## Provided records
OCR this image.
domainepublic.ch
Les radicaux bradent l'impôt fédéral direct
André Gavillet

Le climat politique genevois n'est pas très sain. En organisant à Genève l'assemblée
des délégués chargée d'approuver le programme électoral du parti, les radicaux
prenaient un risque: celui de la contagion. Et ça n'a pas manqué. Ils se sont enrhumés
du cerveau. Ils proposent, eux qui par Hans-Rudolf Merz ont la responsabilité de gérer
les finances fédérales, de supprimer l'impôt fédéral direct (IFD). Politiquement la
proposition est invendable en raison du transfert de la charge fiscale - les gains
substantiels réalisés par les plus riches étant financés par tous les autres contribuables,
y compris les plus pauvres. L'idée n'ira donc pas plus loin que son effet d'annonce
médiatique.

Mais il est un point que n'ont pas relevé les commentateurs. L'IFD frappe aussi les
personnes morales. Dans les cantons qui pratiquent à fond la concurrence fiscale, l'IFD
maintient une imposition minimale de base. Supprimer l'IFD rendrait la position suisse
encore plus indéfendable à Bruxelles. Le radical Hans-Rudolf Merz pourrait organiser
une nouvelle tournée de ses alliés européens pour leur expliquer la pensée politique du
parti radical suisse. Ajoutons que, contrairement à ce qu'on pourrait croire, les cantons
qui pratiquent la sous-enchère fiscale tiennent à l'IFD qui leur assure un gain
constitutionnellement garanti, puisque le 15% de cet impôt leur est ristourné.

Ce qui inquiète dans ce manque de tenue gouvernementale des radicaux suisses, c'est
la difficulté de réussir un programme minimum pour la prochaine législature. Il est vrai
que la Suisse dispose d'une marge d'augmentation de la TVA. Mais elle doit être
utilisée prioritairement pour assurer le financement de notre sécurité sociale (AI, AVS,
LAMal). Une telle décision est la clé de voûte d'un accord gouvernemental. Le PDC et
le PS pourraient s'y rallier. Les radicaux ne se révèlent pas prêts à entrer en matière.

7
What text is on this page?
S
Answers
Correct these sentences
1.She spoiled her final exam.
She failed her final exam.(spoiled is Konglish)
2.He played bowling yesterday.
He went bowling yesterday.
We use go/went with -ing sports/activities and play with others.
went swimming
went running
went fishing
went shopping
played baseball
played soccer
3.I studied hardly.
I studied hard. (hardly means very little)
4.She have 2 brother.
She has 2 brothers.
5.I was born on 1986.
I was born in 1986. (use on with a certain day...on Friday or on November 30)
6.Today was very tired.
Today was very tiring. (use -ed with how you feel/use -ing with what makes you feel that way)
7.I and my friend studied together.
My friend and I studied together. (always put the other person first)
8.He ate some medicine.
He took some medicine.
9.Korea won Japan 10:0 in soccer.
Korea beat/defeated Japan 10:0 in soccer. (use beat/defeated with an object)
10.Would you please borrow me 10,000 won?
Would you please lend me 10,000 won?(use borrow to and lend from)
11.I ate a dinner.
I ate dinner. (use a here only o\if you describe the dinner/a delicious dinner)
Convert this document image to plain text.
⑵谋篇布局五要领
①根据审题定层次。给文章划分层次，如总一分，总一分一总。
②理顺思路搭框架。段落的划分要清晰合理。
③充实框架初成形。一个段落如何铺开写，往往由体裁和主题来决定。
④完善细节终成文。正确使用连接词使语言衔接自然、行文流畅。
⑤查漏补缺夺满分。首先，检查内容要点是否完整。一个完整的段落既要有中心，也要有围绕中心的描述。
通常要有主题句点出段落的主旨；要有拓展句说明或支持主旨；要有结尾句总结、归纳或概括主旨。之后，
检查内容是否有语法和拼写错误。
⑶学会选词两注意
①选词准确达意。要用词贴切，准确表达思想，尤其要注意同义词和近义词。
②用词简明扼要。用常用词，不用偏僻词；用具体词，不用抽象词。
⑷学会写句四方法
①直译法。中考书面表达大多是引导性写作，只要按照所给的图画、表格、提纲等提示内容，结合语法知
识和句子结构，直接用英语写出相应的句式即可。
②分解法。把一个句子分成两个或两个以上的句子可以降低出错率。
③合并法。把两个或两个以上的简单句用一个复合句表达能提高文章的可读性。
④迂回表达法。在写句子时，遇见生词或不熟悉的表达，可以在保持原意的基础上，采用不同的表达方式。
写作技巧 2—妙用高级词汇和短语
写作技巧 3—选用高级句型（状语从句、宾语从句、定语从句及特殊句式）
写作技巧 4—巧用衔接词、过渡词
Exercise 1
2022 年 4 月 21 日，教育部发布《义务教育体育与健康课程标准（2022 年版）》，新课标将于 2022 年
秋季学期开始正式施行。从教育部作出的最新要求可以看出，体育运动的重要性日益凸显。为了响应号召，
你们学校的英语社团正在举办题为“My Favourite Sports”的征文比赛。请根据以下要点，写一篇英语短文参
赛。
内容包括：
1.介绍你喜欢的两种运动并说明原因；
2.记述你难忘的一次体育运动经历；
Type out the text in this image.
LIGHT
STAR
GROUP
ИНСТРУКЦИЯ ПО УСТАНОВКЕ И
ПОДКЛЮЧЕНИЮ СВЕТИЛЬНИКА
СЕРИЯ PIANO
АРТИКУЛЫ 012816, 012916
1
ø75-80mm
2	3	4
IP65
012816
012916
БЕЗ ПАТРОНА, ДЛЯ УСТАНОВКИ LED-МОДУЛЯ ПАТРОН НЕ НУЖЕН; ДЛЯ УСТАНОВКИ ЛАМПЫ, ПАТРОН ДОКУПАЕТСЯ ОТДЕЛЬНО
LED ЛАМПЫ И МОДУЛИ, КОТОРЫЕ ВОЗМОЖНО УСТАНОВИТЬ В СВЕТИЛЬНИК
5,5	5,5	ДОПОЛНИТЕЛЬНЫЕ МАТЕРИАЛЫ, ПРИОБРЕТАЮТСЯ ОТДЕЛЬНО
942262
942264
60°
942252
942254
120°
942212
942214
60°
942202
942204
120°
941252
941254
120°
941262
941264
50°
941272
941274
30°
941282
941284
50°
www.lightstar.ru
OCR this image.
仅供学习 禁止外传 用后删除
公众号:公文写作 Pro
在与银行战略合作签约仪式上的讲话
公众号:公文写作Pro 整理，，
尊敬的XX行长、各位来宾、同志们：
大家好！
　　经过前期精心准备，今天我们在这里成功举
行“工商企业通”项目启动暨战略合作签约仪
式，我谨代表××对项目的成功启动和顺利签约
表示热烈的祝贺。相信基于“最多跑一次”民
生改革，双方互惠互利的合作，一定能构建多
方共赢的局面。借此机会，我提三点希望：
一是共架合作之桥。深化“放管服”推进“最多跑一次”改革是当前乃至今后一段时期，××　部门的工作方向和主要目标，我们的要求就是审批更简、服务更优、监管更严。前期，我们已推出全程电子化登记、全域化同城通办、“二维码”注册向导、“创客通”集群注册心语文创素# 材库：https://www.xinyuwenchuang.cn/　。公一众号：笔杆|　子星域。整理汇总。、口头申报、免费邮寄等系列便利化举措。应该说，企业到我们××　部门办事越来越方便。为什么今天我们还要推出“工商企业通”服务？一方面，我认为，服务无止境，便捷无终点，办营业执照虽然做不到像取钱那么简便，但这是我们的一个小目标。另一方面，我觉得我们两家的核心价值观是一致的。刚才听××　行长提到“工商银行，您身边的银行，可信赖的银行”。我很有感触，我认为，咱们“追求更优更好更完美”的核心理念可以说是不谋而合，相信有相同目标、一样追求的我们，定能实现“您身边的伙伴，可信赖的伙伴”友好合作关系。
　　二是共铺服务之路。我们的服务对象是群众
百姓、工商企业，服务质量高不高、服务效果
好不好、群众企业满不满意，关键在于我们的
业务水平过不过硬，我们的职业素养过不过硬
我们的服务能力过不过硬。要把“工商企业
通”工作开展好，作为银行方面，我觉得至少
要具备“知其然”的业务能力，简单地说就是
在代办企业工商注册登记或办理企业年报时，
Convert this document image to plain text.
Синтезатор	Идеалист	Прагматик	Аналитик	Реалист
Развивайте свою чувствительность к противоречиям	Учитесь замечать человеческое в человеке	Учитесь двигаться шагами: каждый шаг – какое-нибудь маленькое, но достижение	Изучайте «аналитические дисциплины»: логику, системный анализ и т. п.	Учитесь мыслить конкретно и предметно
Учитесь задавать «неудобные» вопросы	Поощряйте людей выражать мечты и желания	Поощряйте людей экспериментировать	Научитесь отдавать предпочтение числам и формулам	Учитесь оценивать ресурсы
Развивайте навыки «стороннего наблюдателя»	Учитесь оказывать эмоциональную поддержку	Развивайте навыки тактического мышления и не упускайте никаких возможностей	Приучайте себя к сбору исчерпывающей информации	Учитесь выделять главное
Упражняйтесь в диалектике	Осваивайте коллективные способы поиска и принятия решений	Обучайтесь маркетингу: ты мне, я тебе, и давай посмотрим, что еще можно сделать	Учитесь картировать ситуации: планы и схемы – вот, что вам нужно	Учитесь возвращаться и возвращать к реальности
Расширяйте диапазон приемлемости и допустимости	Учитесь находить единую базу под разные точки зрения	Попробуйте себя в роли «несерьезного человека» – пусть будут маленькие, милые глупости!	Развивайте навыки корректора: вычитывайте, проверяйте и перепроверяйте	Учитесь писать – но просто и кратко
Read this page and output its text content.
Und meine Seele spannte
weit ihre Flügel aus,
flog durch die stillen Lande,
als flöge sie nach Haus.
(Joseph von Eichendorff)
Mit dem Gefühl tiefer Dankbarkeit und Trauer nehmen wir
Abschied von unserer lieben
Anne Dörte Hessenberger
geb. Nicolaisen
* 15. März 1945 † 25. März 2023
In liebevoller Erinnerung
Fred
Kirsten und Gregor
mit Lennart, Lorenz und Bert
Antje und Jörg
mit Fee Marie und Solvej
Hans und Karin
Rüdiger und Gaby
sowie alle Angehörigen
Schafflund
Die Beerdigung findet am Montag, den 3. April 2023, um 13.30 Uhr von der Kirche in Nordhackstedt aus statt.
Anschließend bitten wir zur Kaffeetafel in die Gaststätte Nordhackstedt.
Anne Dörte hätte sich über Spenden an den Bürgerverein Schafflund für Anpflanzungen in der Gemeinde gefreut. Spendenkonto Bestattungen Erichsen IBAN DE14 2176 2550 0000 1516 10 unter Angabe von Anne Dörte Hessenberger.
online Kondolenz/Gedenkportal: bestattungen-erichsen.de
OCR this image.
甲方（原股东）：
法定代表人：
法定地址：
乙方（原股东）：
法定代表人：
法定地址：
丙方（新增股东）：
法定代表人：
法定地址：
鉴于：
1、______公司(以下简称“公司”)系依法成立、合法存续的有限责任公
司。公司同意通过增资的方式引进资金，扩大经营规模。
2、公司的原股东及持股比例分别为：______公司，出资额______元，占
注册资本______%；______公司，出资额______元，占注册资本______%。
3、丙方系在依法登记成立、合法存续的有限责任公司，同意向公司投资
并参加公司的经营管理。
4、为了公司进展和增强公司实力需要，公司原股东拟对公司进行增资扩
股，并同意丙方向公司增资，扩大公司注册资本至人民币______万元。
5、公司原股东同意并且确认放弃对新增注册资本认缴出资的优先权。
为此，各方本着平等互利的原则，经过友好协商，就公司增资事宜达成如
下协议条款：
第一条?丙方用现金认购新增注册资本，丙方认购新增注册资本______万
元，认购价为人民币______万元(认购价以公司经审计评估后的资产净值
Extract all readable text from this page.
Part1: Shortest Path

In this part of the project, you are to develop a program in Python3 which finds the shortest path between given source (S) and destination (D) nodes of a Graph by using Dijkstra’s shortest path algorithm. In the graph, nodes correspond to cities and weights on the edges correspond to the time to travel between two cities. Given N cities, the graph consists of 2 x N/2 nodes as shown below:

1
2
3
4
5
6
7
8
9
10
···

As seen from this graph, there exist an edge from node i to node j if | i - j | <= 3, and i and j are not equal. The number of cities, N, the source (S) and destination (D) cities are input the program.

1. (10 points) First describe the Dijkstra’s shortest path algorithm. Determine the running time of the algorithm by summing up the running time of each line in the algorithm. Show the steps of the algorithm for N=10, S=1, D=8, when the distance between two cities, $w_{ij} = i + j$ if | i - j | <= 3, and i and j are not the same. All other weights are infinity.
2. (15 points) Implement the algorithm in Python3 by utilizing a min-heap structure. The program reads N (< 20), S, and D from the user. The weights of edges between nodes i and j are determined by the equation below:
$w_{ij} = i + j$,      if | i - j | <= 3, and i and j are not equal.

## Work to do
Lines from the records above that hold "soccer" are the ones to list.

## The output
played soccer
9.Korea won Japan 10:0 in soccer.
Korea beat/defeated Japan 10:0 in soccer. (use beat/defeated with an object)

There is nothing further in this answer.